» **Written problem**:
Read the data and repeat it in full, exactly.
====== Supplied records ======
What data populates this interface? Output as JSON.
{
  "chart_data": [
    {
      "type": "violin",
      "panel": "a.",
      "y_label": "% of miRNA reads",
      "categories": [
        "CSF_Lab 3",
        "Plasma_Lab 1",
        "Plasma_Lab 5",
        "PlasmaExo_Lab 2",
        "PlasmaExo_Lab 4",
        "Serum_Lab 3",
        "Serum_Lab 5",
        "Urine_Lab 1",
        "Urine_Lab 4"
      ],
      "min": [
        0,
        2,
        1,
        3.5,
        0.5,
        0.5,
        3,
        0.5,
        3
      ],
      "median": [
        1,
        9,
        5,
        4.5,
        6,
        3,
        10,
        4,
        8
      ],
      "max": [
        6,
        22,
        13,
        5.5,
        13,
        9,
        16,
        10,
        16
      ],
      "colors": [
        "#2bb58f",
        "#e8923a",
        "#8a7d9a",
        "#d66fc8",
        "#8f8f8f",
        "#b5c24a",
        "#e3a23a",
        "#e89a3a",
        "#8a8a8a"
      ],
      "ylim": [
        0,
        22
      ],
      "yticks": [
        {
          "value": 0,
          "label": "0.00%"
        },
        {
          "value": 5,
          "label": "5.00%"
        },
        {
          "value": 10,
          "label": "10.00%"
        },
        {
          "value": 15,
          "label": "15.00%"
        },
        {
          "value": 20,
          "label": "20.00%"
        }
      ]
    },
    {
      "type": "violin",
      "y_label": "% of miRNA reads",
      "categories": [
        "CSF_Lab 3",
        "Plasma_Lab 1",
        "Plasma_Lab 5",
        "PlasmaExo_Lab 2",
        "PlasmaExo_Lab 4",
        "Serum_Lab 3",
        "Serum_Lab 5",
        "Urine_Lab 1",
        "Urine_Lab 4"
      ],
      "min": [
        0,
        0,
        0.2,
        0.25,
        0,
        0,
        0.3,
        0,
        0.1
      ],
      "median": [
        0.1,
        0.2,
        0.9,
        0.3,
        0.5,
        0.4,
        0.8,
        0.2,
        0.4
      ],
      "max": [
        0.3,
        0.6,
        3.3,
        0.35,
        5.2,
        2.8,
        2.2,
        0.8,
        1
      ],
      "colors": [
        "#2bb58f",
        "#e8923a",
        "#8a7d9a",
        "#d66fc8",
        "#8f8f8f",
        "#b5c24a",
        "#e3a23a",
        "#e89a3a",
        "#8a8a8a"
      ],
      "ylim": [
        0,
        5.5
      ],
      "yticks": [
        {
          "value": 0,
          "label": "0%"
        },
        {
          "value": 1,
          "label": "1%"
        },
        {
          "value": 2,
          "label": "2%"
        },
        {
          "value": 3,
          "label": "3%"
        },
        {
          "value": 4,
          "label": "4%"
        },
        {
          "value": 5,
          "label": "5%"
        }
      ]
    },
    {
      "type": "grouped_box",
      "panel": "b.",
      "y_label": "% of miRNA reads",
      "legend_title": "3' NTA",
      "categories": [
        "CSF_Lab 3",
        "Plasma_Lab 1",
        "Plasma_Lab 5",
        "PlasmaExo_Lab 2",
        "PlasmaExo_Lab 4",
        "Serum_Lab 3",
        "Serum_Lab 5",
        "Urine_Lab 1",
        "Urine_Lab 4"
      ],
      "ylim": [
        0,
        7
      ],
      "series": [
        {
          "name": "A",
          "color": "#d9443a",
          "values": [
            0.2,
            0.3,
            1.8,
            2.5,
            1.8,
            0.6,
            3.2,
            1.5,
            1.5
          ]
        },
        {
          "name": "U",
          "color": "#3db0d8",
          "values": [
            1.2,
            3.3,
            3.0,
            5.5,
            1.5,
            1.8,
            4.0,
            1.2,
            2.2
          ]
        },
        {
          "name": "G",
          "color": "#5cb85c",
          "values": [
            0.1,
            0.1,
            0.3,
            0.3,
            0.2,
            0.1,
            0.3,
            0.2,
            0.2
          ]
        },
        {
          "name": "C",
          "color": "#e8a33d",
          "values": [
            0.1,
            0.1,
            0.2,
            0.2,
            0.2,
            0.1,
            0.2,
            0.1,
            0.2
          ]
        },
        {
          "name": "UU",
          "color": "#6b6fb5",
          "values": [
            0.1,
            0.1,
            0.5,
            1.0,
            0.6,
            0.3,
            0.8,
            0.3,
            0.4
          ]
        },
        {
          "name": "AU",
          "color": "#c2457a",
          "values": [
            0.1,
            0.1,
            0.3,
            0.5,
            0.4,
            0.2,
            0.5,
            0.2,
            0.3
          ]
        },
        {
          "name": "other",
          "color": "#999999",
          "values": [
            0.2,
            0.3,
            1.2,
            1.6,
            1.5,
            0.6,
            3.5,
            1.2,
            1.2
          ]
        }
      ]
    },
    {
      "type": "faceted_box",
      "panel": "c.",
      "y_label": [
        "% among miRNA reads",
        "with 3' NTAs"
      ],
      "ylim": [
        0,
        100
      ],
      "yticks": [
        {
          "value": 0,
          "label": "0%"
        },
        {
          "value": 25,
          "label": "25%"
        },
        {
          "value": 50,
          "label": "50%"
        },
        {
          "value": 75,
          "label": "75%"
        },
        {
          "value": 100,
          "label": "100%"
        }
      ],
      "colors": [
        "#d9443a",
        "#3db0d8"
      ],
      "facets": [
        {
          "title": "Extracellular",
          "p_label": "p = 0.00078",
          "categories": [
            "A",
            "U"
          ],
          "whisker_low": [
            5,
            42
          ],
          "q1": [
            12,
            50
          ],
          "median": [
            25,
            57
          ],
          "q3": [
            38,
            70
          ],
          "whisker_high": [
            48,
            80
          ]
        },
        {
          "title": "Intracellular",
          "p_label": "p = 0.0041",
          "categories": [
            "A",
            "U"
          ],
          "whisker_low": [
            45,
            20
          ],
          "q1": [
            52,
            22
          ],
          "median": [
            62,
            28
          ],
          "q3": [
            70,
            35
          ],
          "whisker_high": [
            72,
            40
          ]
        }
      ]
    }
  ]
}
======
» **Complete output**:
What data populates this interface? Output as JSON.
{
  "chart_data": [
    {
      "type": "violin",
      "panel": "a.",
      "y_label": "% of miRNA reads",
      "categories": [
        "CSF_Lab 3",
        "Plasma_Lab 1",
        "Plasma_Lab 5",
        "PlasmaExo_Lab 2",
        "PlasmaExo_Lab 4",
        "Serum_Lab 3",
        "Serum_Lab 5",
        "Urine_Lab 1",
        "Urine_Lab 4"
      ],
      "min": [
        0,
        2,
        1,
        3.5,
        0.5,
        0.5,
        3,
        0.5,
        3
      ],
      "median": [
        1,
        9,
        5,
        4.5,
        6,
        3,
        10,
        4,
        8
      ],
      "max": [
        6,
        22,
        13,
        5.5,
        13,
        9,
        16,
        10,
        16
      ],
      "colors": [
        "#2bb58f",
        "#e8923a",
        "#8a7d9a",
        "#d66fc8",
        "#8f8f8f",
        "#b5c24a",
        "#e3a23a",
        "#e89a3a",
        "#8a8a8a"
      ],
      "ylim": [
        0,
        22
      ],
      "yticks": [
        {
          "value": 0,
          "label": "0.00%"
        },
        {
          "value": 5,
          "label": "5.00%"
        },
        {
          "value": 10,
          "label": "10.00%"
        },
        {
          "value": 15,
          "label": "15.00%"
        },
        {
          "value": 20,
          "label": "20.00%"
        }
      ]
    },
    {
      "type": "violin",
      "y_label": "% of miRNA reads",
      "categories": [
        "CSF_Lab 3",
        "Plasma_Lab 1",
        "Plasma_Lab 5",
        "PlasmaExo_Lab 2",
        "PlasmaExo_Lab 4",
        "Serum_Lab 3",
        "Serum_Lab 5",
        "Urine_Lab 1",
        "Urine_Lab 4"
      ],
      "min": [
        0,
        0,
        0.2,
        0.25,
        0,
        0,
        0.3,
        0,
        0.1
      ],
      "median": [
        0.1,
        0.2,
        0.9,
        0.3,
        0.5,
        0.4,
        0.8,
        0.2,
        0.4
      ],
      "max": [
        0.3,
        0.6,
        3.3,
        0.35,
        5.2,
        2.8,
        2.2,
        0.8,
        1
      ],
      "colors": [
        "#2bb58f",
        "#e8923a",
        "#8a7d9a",
        "#d66fc8",
        "#8f8f8f",
        "#b5c24a",
        "#e3a23a",
        "#e89a3a",
        "#8a8a8a"
      ],
      "ylim": [
        0,
        5.5
      ],
      "yticks": [
        {
          "value": 0,
          "label": "0%"
        },
        {
          "value": 1,
          "label": "1%"
        },
        {
          "value": 2,
          "label": "2%"
        },
        {
          "value": 3,
          "label": "3%"
        },
        {
          "value": 4,
          "label": "4%"
        },
        {
          "value": 5,
          "label": "5%"
        }
      ]
    },
    {
      "type": "grouped_box",
      "panel": "b.",
      "y_label": "% of miRNA reads",
      "legend_title": "3' NTA",
      "categories": [
        "CSF_Lab 3",
        "Plasma_Lab 1",
        "Plasma_Lab 5",
        "PlasmaExo_Lab 2",
        "PlasmaExo_Lab 4",
        "Serum_Lab 3",
        "Serum_Lab 5",
        "Urine_Lab 1",
        "Urine_Lab 4"
      ],
      "ylim": [
        0,
        7
      ],
      "series": [
        {
          "name": "A",
          "color": "#d9443a",
          "values": [
            0.2,
            0.3,
            1.8,
            2.5,
            1.8,
            0.6,
            3.2,
            1.5,
            1.5
          ]
        },
        {
          "name": "U",
          "color": "#3db0d8",
          "values": [
            1.2,
            3.3,
            3.0,
            5.5,
            1.5,
            1.8,
            4.0,
            1.2,
            2.2
          ]
        },
        {
          "name": "G",
          "color": "#5cb85c",
          "values": [
            0.1,
            0.1,
            0.3,
            0.3,
            0.2,
            0.1,
            0.3,
            0.2,
            0.2
          ]
        },
        {
          "name": "C",
          "color": "#e8a33d",
          "values": [
            0.1,
            0.1,
            0.2,
            0.2,
            0.2,
            0.1,
            0.2,
            0.1,
            0.2
          ]
        },
        {
          "name": "UU",
          "color": "#6b6fb5",
          "values": [
            0.1,
            0.1,
            0.5,
            1.0,
            0.6,
            0.3,
            0.8,
            0.3,
            0.4
          ]
        },
        {
          "name": "AU",
          "color": "#c2457a",
          "values": [
            0.1,
            0.1,
            0.3,
            0.5,
            0.4,
            0.2,
            0.5,
            0.2,
            0.3
          ]
        },
        {
          "name": "other",
          "color": "#999999",
          "values": [
            0.2,
            0.3,
            1.2,
            1.6,
            1.5,
            0.6,
            3.5,
            1.2,
            1.2
          ]
        }
      ]
    },
    {
      "type": "faceted_box",
      "panel": "c.",
      "y_label": [
        "% among miRNA reads",
        "with 3' NTAs"
      ],
      "ylim": [
        0,
        100
      ],
      "yticks": [
        {
          "value": 0,
          "label": "0%"
        },
        {
          "value": 25,
          "label": "25%"
        },
        {
          "value": 50,
          "label": "50%"
        },
        {
          "value": 75,
          "label": "75%"
        },
        {
          "value": 100,
          "label": "100%"
        }
      ],
      "colors": [
        "#d9443a",
        "#3db0d8"
      ],
      "facets": [
        {
          "title": "Extracellular",
          "p_label": "p = 0.00078",
          "categories": [
            "A",
            "U"
          ],
          "whisker_low": [
            5,
            42
          ],
          "q1": [
            12,
            50
          ],
          "median": [
            25,
            57
          ],
          "q3": [
            38,
            70
          ],
          "whisker_high": [
            48,
            80
          ]
        },
        {
          "title": "Intracellular",
          "p_label": "p = 0.0041",
          "categories": [
            "A",
            "U"
          ],
          "whisker_low": [
            45,
            20
          ],
          "q1": [
            52,
            22
          ],
          "median": [
            62,
            28
          ],
          "q3": [
            70,
            35
          ],
          "whisker_high": [
            72,
            40
          ]
        }
      ]
    }
  ]
}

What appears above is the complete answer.